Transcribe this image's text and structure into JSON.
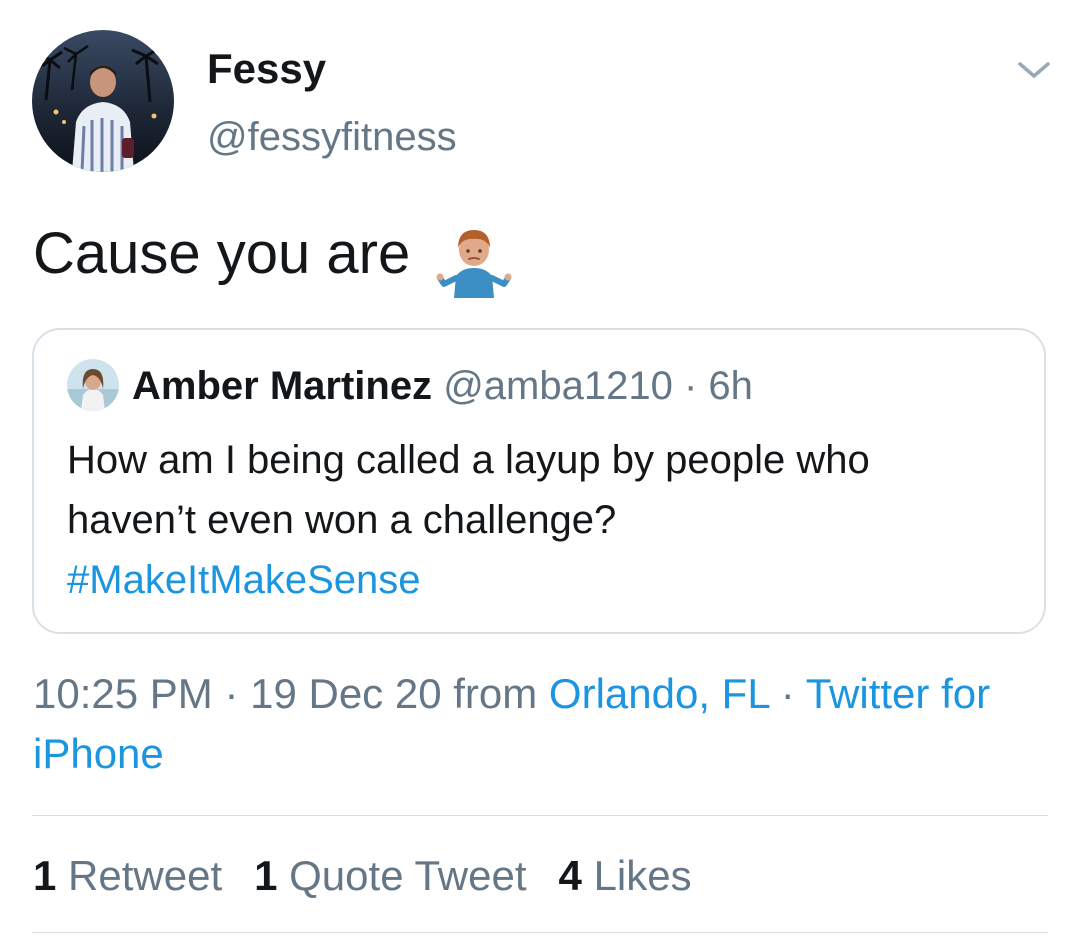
{
  "author": {
    "display_name": "Fessy",
    "handle": "@fessyfitness",
    "avatar_icon": "profile-photo"
  },
  "menu": {
    "icon": "chevron-down-icon"
  },
  "tweet": {
    "text": "Cause you are",
    "emoji": "person-shrugging-emoji"
  },
  "quoted_tweet": {
    "display_name": "Amber Martinez",
    "handle": "@amba1210",
    "separator": "·",
    "time": "6h",
    "text_lines": [
      "How am I being called a layup by people who",
      "haven’t even won a challenge?",
      "#MakeItMakeSense"
    ]
  },
  "meta": {
    "time": "10:25 PM",
    "sep1": " · ",
    "date": "19 Dec 20",
    "from": " from ",
    "location": "Orlando, FL",
    "sep2": " · ",
    "source": "Twitter for iPhone"
  },
  "stats": {
    "retweets_count": "1",
    "retweets_label": "Retweet",
    "quotes_count": "1",
    "quotes_label": "Quote Tweet",
    "likes_count": "4",
    "likes_label": "Likes"
  },
  "colors": {
    "link": "#1b95e0",
    "secondary_text": "#657786",
    "border": "#d9e1e8",
    "primary_text": "#14171a"
  }
}
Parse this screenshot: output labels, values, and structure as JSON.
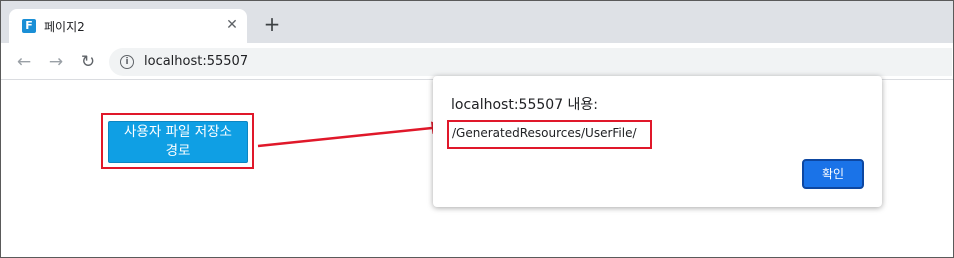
{
  "browser": {
    "tab": {
      "favicon_letter": "F",
      "title": "페이지2",
      "close_glyph": "✕"
    },
    "new_tab_glyph": "+",
    "nav": {
      "back_glyph": "←",
      "forward_glyph": "→",
      "reload_glyph": "↻"
    },
    "address": {
      "info_glyph": "i",
      "url": "localhost:55507"
    }
  },
  "page": {
    "button_label_line1": "사용자 파일 저장소",
    "button_label_line2": "경로",
    "highlight_color": "#e0182a",
    "button_color": "#0f9fe4"
  },
  "dialog": {
    "title": "localhost:55507 내용:",
    "message": "/GeneratedResources/UserFile/",
    "ok_label": "확인",
    "ok_color": "#1a73e8"
  }
}
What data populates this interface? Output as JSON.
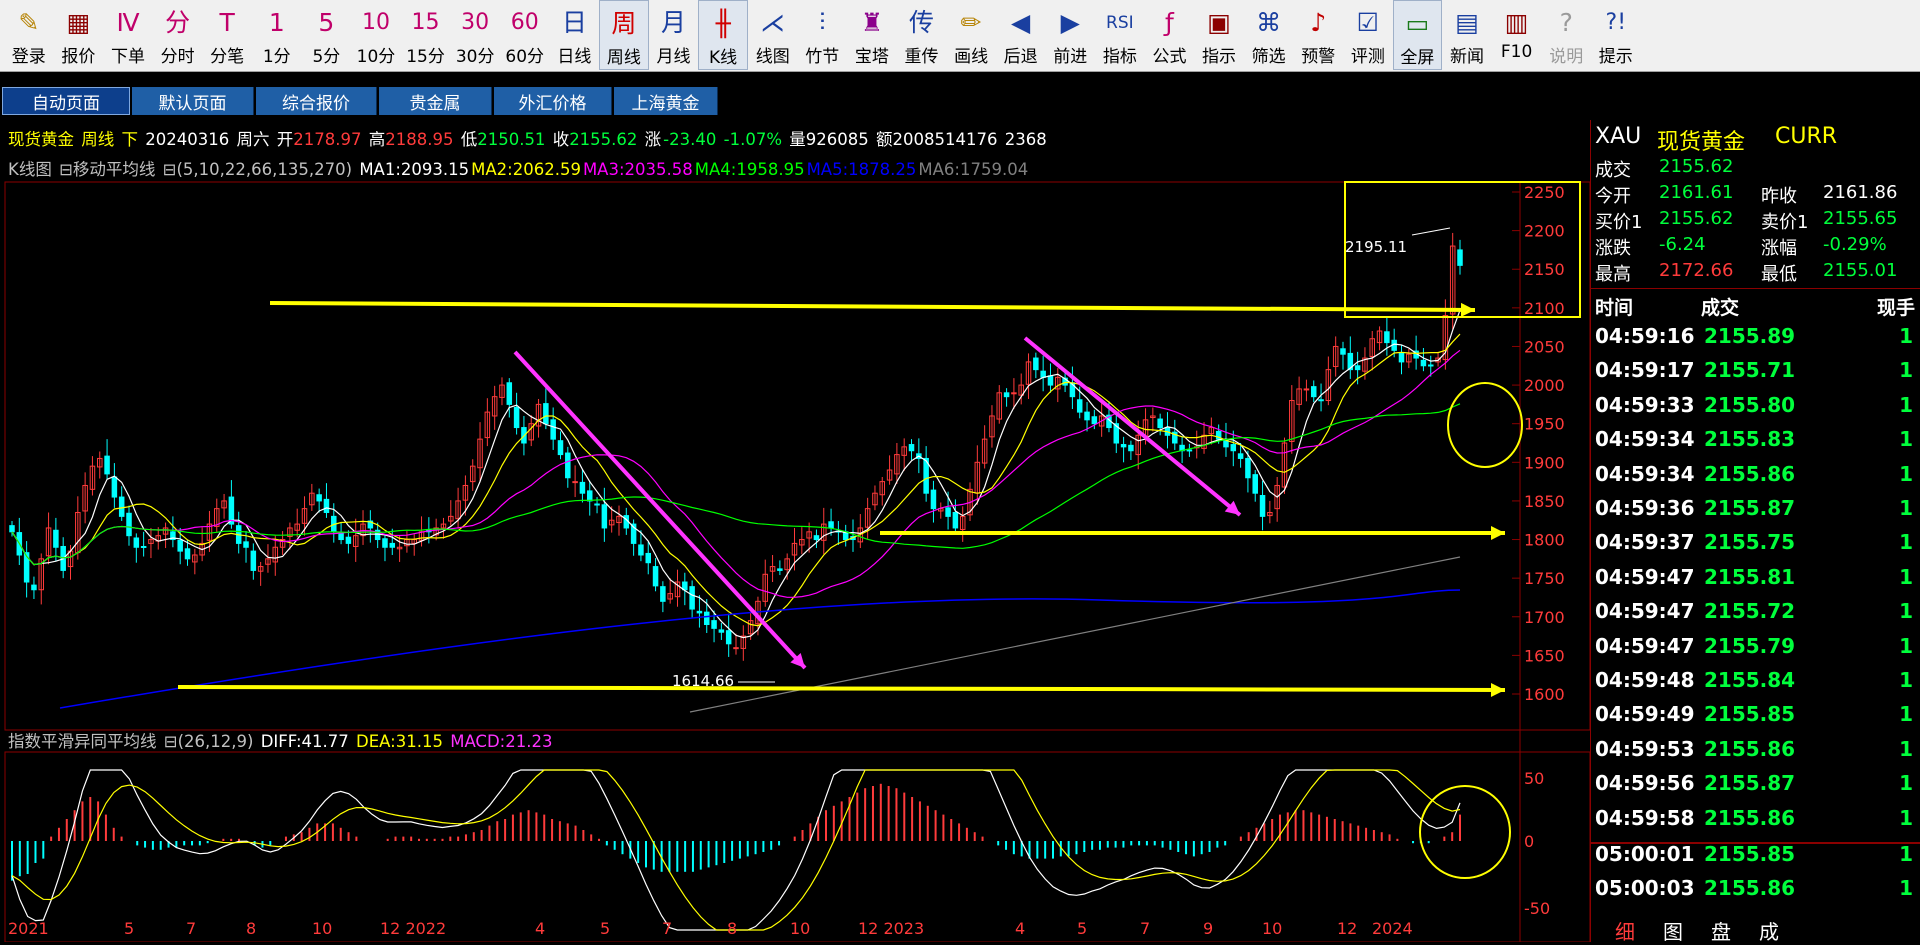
{
  "toolbar": [
    {
      "glyph": "✎",
      "label": "登录",
      "icon": "login-icon",
      "color": "#b8860b"
    },
    {
      "glyph": "▦",
      "label": "报价",
      "icon": "quote-icon",
      "color": "#8b0000"
    },
    {
      "glyph": "Ⅳ",
      "label": "下单",
      "icon": "order-icon",
      "color": "#c0006a"
    },
    {
      "glyph": "分",
      "label": "分时",
      "icon": "timeshare-icon",
      "color": "#c0006a"
    },
    {
      "glyph": "T",
      "label": "分笔",
      "icon": "tick-icon",
      "color": "#c0006a"
    },
    {
      "glyph": "1",
      "label": "1分",
      "icon": "1min-icon",
      "color": "#c0006a"
    },
    {
      "glyph": "5",
      "label": "5分",
      "icon": "5min-icon",
      "color": "#c0006a"
    },
    {
      "glyph": "10",
      "label": "10分",
      "icon": "10min-icon",
      "color": "#c0006a"
    },
    {
      "glyph": "15",
      "label": "15分",
      "icon": "15min-icon",
      "color": "#c0006a"
    },
    {
      "glyph": "30",
      "label": "30分",
      "icon": "30min-icon",
      "color": "#c0006a"
    },
    {
      "glyph": "60",
      "label": "60分",
      "icon": "60min-icon",
      "color": "#c0006a"
    },
    {
      "glyph": "日",
      "label": "日线",
      "icon": "daily-icon",
      "color": "#1a3fa0"
    },
    {
      "glyph": "周",
      "label": "周线",
      "icon": "weekly-icon",
      "color": "#d00000",
      "active": true
    },
    {
      "glyph": "月",
      "label": "月线",
      "icon": "monthly-icon",
      "color": "#1a3fa0"
    },
    {
      "glyph": "╫",
      "label": "K线",
      "icon": "kline-icon",
      "color": "#d00000",
      "active": true
    },
    {
      "glyph": "⋌",
      "label": "线图",
      "icon": "linechart-icon",
      "color": "#1a3fa0"
    },
    {
      "glyph": "⫶",
      "label": "竹节",
      "icon": "bamboo-icon",
      "color": "#1a3fa0"
    },
    {
      "glyph": "♜",
      "label": "宝塔",
      "icon": "tower-icon",
      "color": "#8b008b"
    },
    {
      "glyph": "传",
      "label": "重传",
      "icon": "retransmit-icon",
      "color": "#1a3fa0"
    },
    {
      "glyph": "✏",
      "label": "画线",
      "icon": "drawline-icon",
      "color": "#b8860b"
    },
    {
      "glyph": "◀",
      "label": "后退",
      "icon": "back-icon",
      "color": "#1a3fa0"
    },
    {
      "glyph": "▶",
      "label": "前进",
      "icon": "forward-icon",
      "color": "#1a3fa0"
    },
    {
      "glyph": "RSI",
      "label": "指标",
      "icon": "indicator-icon",
      "color": "#1a3fa0"
    },
    {
      "glyph": "ƒ",
      "label": "公式",
      "icon": "formula-icon",
      "color": "#c0006a"
    },
    {
      "glyph": "▣",
      "label": "指示",
      "icon": "indicate-icon",
      "color": "#8b0000"
    },
    {
      "glyph": "⌘",
      "label": "筛选",
      "icon": "filter-icon",
      "color": "#1a3fa0"
    },
    {
      "glyph": "♪",
      "label": "预警",
      "icon": "alert-icon",
      "color": "#c00000"
    },
    {
      "glyph": "☑",
      "label": "评测",
      "icon": "evaluate-icon",
      "color": "#1a3fa0"
    },
    {
      "glyph": "▭",
      "label": "全屏",
      "icon": "fullscreen-icon",
      "color": "#1a7a1a",
      "active": true
    },
    {
      "glyph": "▤",
      "label": "新闻",
      "icon": "news-icon",
      "color": "#1a3fa0"
    },
    {
      "glyph": "▥",
      "label": "F10",
      "icon": "f10-icon",
      "color": "#8b0000"
    },
    {
      "glyph": "?",
      "label": "说明",
      "icon": "help-icon",
      "color": "#9a9a9a",
      "disabled": true
    },
    {
      "glyph": "?!",
      "label": "提示",
      "icon": "tip-icon",
      "color": "#1a3fa0"
    }
  ],
  "tabs": [
    {
      "label": "自动页面",
      "active": true
    },
    {
      "label": "默认页面"
    },
    {
      "label": "综合报价"
    },
    {
      "label": "贵金属"
    },
    {
      "label": "外汇价格"
    },
    {
      "label": "上海黄金"
    }
  ],
  "header": {
    "name": "现货黄金",
    "period": "周线",
    "arrow": "下",
    "date": "20240316",
    "weekday": "周六",
    "open_label": "开",
    "open": "2178.97",
    "high_label": "高",
    "high": "2188.95",
    "low_label": "低",
    "low": "2150.51",
    "close_label": "收",
    "close": "2155.62",
    "change_label": "涨",
    "change": "-23.40",
    "change_pct": "-1.07%",
    "volume_label": "量",
    "volume": "926085",
    "amount_label": "额",
    "amount": "2008514176",
    "extra": "2368"
  },
  "ma_line": {
    "prefix": "K线图",
    "box_glyph": "⊟",
    "indicator": "移动平均线",
    "params": "⊟(5,10,22,66,135,270)",
    "items": [
      {
        "label": "MA1:2093.15",
        "color": "#ffffff"
      },
      {
        "label": "MA2:2062.59",
        "color": "#ffff00"
      },
      {
        "label": "MA3:2035.58",
        "color": "#ff00ff"
      },
      {
        "label": "MA4:1958.95",
        "color": "#00ff00"
      },
      {
        "label": "MA5:1878.25",
        "color": "#0000ff"
      },
      {
        "label": "MA6:1759.04",
        "color": "#808080"
      }
    ]
  },
  "macd_line": {
    "indicator": "指数平滑异同平均线",
    "params": "⊟(26,12,9)",
    "diff": "DIFF:41.77",
    "dea": "DEA:31.15",
    "macd": "MACD:21.23"
  },
  "chart_data": {
    "type": "candlestick",
    "y_axis": {
      "ticks": [
        "2250",
        "2200",
        "2150",
        "2100",
        "2050",
        "2000",
        "1950",
        "1900",
        "1850",
        "1800",
        "1750",
        "1700",
        "1650",
        "1600"
      ],
      "range": [
        1580,
        2260
      ]
    },
    "x_axis": {
      "labels": [
        "2021",
        "5",
        "7",
        "8",
        "10",
        "12 2022",
        "4",
        "5",
        "7",
        "8",
        "10",
        "12 2023",
        "4",
        "5",
        "7",
        "9",
        "10",
        "12",
        "2024"
      ]
    },
    "annotations": {
      "high_label": "2195.11",
      "low_label": "1614.66"
    },
    "macd_axis": {
      "ticks": [
        "50",
        "0",
        "-50"
      ]
    },
    "colors": {
      "up": "#ff3b3b",
      "down": "#00ffff",
      "ma1": "#ffffff",
      "ma2": "#ffff00",
      "ma3": "#ff00ff",
      "ma4": "#00ff00",
      "ma5": "#0000ff",
      "ma6": "#808080",
      "arrow_yellow": "#ffff00",
      "arrow_pink": "#ff33ff",
      "grid": "#8b0000"
    },
    "close_series": [
      1810,
      1780,
      1745,
      1735,
      1775,
      1815,
      1790,
      1760,
      1785,
      1835,
      1870,
      1895,
      1905,
      1885,
      1855,
      1830,
      1805,
      1790,
      1790,
      1800,
      1805,
      1815,
      1800,
      1785,
      1775,
      1780,
      1795,
      1820,
      1840,
      1850,
      1820,
      1795,
      1790,
      1760,
      1765,
      1775,
      1790,
      1800,
      1815,
      1820,
      1840,
      1860,
      1850,
      1835,
      1810,
      1800,
      1795,
      1805,
      1820,
      1815,
      1800,
      1790,
      1790,
      1790,
      1800,
      1800,
      1810,
      1810,
      1815,
      1820,
      1830,
      1850,
      1870,
      1895,
      1930,
      1965,
      1985,
      2000,
      1975,
      1945,
      1925,
      1950,
      1975,
      1950,
      1930,
      1910,
      1880,
      1875,
      1860,
      1850,
      1845,
      1815,
      1825,
      1830,
      1815,
      1795,
      1780,
      1770,
      1740,
      1720,
      1730,
      1745,
      1735,
      1710,
      1705,
      1690,
      1685,
      1680,
      1665,
      1660,
      1675,
      1695,
      1720,
      1755,
      1765,
      1760,
      1775,
      1795,
      1800,
      1810,
      1800,
      1820,
      1815,
      1810,
      1800,
      1800,
      1815,
      1840,
      1860,
      1875,
      1890,
      1910,
      1920,
      1915,
      1905,
      1860,
      1840,
      1840,
      1830,
      1815,
      1830,
      1865,
      1900,
      1930,
      1960,
      1990,
      1985,
      1990,
      2000,
      2030,
      2020,
      2010,
      2000,
      2010,
      2000,
      1985,
      1965,
      1955,
      1950,
      1960,
      1945,
      1925,
      1920,
      1915,
      1935,
      1955,
      1960,
      1945,
      1935,
      1925,
      1915,
      1915,
      1920,
      1935,
      1945,
      1930,
      1920,
      1915,
      1905,
      1880,
      1860,
      1830,
      1835,
      1870,
      1925,
      1980,
      1995,
      1995,
      1985,
      1980,
      2020,
      2050,
      2040,
      2020,
      2020,
      2035,
      2060,
      2070,
      2055,
      2045,
      2030,
      2040,
      2035,
      2025,
      2025,
      2035,
      2090,
      2180,
      2155
    ],
    "macd_hist": [
      -18,
      -16,
      -15,
      -10,
      -8,
      2,
      6,
      10,
      14,
      18,
      20,
      18,
      12,
      6,
      2,
      0,
      -2,
      -3,
      -4,
      -4,
      -3,
      -3,
      -2,
      -2,
      -2,
      -1,
      0,
      1,
      1,
      1,
      0,
      -2,
      -3,
      -2,
      0,
      2,
      3,
      4,
      6,
      8,
      8,
      8,
      6,
      4,
      2,
      0,
      0,
      0,
      1,
      2,
      2,
      2,
      1,
      1,
      1,
      1,
      2,
      2,
      3,
      4,
      5,
      7,
      9,
      10,
      12,
      13,
      14,
      13,
      12,
      10,
      9,
      8,
      7,
      5,
      3,
      1,
      -2,
      -4,
      -6,
      -8,
      -10,
      -12,
      -13,
      -14,
      -14,
      -14,
      -14,
      -14,
      -13,
      -12,
      -11,
      -10,
      -9,
      -8,
      -7,
      -6,
      -5,
      -4,
      -2,
      0,
      2,
      5,
      8,
      11,
      14,
      16,
      18,
      20,
      22,
      24,
      25,
      26,
      25,
      24,
      22,
      20,
      18,
      16,
      14,
      12,
      10,
      8,
      6,
      4,
      2,
      0,
      -2,
      -4,
      -6,
      -7,
      -8,
      -8,
      -8,
      -8,
      -7,
      -7,
      -6,
      -5,
      -4,
      -4,
      -3,
      -3,
      -3,
      -2,
      -2,
      -2,
      -2,
      -3,
      -4,
      -5,
      -6,
      -7,
      -6,
      -5,
      -3,
      -2,
      0,
      2,
      4,
      6,
      8,
      10,
      12,
      13,
      14,
      14,
      13,
      12,
      11,
      10,
      9,
      8,
      7,
      6,
      5,
      4,
      3,
      1,
      0,
      -1,
      -1,
      -1,
      0,
      2,
      4,
      12
    ]
  },
  "right": {
    "symbol": "XAU",
    "name": "现货黄金",
    "currency": "CURR",
    "fields": [
      {
        "l1": "成交",
        "v1": "2155.62",
        "c1": "#00ff3c"
      },
      {
        "l1": "今开",
        "v1": "2161.61",
        "c1": "#00ff3c",
        "l2": "昨收",
        "v2": "2161.86",
        "c2": "#ffffff"
      },
      {
        "l1": "买价1",
        "v1": "2155.62",
        "c1": "#00ff3c",
        "l2": "卖价1",
        "v2": "2155.65",
        "c2": "#00ff3c"
      },
      {
        "l1": "涨跌",
        "v1": "-6.24",
        "c1": "#00ff3c",
        "l2": "涨幅",
        "v2": "-0.29%",
        "c2": "#00ff3c"
      },
      {
        "l1": "最高",
        "v1": "2172.66",
        "c1": "#ff3b3b",
        "l2": "最低",
        "v2": "2155.01",
        "c2": "#00ff3c"
      }
    ],
    "tick_header": {
      "time": "时间",
      "price": "成交",
      "qty": "现手"
    },
    "ticks": [
      {
        "time": "04:59:16",
        "price": "2155.89",
        "qty": "1"
      },
      {
        "time": "04:59:17",
        "price": "2155.71",
        "qty": "1"
      },
      {
        "time": "04:59:33",
        "price": "2155.80",
        "qty": "1"
      },
      {
        "time": "04:59:34",
        "price": "2155.83",
        "qty": "1"
      },
      {
        "time": "04:59:34",
        "price": "2155.86",
        "qty": "1"
      },
      {
        "time": "04:59:36",
        "price": "2155.87",
        "qty": "1"
      },
      {
        "time": "04:59:37",
        "price": "2155.75",
        "qty": "1"
      },
      {
        "time": "04:59:47",
        "price": "2155.81",
        "qty": "1"
      },
      {
        "time": "04:59:47",
        "price": "2155.72",
        "qty": "1"
      },
      {
        "time": "04:59:47",
        "price": "2155.79",
        "qty": "1"
      },
      {
        "time": "04:59:48",
        "price": "2155.84",
        "qty": "1"
      },
      {
        "time": "04:59:49",
        "price": "2155.85",
        "qty": "1"
      },
      {
        "time": "04:59:53",
        "price": "2155.86",
        "qty": "1"
      },
      {
        "time": "04:59:56",
        "price": "2155.87",
        "qty": "1"
      },
      {
        "time": "04:59:58",
        "price": "2155.86",
        "qty": "1"
      }
    ],
    "ticks_after": [
      {
        "time": "05:00:01",
        "price": "2155.85",
        "qty": "1"
      },
      {
        "time": "05:00:03",
        "price": "2155.86",
        "qty": "1"
      }
    ],
    "bottom_tabs": [
      "细",
      "图",
      "盘",
      "成"
    ]
  }
}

===

§ TASK TO COMPLETE:
In the records above, find each line holding "handle" and copy it.

§ TASK RESULT:
    "handle": "@fessyfitness",
    "handle": "@amba1210",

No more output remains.